## Written instruction
Every line of the data that contains the string "identity" must be copied.

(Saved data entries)
· · · ·

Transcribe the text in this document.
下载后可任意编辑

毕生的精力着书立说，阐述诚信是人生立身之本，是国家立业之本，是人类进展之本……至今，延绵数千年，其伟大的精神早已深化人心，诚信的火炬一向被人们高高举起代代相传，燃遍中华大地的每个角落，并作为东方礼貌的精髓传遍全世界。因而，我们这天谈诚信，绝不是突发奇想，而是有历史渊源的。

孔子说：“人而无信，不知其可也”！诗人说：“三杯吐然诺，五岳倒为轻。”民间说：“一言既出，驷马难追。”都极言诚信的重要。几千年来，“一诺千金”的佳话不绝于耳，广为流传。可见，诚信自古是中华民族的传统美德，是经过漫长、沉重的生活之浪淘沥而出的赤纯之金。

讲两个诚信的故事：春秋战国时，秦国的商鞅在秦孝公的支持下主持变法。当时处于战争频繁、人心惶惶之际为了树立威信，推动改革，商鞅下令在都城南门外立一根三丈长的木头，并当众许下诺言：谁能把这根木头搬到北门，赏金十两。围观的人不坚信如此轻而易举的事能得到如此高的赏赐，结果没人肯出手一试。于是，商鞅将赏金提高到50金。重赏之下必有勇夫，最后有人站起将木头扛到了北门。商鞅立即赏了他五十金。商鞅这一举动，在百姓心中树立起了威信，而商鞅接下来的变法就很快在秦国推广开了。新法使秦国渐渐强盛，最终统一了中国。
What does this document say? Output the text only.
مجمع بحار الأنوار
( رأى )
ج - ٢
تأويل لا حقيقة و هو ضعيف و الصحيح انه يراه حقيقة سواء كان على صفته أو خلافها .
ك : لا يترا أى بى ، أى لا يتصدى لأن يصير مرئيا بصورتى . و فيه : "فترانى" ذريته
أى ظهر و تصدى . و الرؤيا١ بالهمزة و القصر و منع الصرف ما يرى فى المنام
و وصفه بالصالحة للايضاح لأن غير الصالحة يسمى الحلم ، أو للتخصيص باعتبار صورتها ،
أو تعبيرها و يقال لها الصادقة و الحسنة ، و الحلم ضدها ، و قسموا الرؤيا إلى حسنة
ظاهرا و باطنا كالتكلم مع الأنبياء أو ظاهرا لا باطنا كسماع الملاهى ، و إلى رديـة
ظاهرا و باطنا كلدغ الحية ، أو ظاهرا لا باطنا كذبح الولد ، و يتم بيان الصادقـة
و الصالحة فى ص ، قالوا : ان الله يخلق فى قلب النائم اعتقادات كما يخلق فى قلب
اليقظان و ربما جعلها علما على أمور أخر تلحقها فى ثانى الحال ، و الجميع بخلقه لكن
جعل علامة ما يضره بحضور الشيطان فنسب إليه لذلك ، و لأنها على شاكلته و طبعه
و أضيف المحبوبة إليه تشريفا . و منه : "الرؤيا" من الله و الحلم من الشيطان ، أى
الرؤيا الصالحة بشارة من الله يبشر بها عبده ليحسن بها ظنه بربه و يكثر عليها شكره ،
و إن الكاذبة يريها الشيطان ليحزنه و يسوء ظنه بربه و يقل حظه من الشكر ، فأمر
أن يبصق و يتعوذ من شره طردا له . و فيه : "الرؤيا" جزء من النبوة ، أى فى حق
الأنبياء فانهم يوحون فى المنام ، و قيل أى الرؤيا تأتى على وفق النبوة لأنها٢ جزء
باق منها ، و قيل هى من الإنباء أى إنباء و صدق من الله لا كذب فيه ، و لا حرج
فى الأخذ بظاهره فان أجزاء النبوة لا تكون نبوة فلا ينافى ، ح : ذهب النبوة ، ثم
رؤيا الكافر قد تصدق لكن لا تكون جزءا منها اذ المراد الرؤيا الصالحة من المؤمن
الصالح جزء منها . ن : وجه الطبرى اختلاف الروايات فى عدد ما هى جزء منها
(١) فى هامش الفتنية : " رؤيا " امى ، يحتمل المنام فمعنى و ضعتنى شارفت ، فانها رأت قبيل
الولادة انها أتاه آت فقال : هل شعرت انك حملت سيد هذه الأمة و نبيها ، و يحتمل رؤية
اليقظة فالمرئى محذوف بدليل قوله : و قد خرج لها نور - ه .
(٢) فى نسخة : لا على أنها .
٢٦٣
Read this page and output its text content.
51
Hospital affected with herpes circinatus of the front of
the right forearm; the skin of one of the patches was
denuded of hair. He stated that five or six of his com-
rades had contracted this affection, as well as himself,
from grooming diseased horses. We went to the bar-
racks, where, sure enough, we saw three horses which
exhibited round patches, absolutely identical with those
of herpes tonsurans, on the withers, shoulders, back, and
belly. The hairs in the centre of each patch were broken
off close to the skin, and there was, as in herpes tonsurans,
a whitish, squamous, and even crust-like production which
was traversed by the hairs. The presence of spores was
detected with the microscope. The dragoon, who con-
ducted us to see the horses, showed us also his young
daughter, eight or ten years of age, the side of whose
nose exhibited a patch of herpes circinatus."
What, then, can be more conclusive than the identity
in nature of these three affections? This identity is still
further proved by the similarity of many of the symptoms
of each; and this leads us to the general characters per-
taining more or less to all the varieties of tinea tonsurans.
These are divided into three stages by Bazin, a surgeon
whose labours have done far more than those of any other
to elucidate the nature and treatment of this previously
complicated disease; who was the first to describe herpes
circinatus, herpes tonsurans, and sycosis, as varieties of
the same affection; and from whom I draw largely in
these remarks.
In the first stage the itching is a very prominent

· · · ·

## Task result
What, then, can be more conclusive than the identity
in nature of these three affections? This identity is still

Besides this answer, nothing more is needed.